What follows is a listing; restate every line of it word for word.

Material for this task:
--- start ---
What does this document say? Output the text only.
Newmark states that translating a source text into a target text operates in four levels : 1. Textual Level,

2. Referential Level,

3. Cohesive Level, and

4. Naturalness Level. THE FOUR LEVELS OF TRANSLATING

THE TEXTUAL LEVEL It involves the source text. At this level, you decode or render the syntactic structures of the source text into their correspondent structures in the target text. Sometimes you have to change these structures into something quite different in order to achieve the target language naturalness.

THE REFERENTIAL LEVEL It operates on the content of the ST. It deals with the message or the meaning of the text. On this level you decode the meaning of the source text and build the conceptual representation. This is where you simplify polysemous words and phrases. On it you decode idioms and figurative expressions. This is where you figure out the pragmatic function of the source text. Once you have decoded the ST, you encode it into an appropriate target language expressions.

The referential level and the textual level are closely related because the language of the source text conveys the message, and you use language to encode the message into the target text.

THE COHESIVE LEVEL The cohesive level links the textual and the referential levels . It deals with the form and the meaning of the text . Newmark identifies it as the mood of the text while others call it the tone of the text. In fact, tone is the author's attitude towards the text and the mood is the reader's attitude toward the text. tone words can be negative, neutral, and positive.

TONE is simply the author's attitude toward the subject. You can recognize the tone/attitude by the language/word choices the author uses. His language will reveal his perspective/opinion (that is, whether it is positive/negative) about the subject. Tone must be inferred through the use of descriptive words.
--- end ---
Exercise response:
What does this document say? Output the text only.
Newmark states that translating a source text into a target text operates in four levels : 1. Textual Level,

2. Referential Level,

3. Cohesive Level, and

4. Naturalness Level. THE FOUR LEVELS OF TRANSLATING

THE TEXTUAL LEVEL It involves the source text. At this level, you decode or render the syntactic structures of the source text into their correspondent structures in the target text. Sometimes you have to change these structures into something quite different in order to achieve the target language naturalness.

THE REFERENTIAL LEVEL It operates on the content of the ST. It deals with the message or the meaning of the text. On this level you decode the meaning of the source text and build the conceptual representation. This is where you simplify polysemous words and phrases. On it you decode idioms and figurative expressions. This is where you figure out the pragmatic function of the source text. Once you have decoded the ST, you encode it into an appropriate target language expressions.

The referential level and the textual level are closely related because the language of the source text conveys the message, and you use language to encode the message into the target text.

THE COHESIVE LEVEL The cohesive level links the textual and the referential levels . It deals with the form and the meaning of the text . Newmark identifies it as the mood of the text while others call it the tone of the text. In fact, tone is the author's attitude towards the text and the mood is the reader's attitude toward the text. tone words can be negative, neutral, and positive.

TONE is simply the author's attitude toward the subject. You can recognize the tone/attitude by the language/word choices the author uses. His language will reveal his perspective/opinion (that is, whether it is positive/negative) about the subject. Tone must be inferred through the use of descriptive words.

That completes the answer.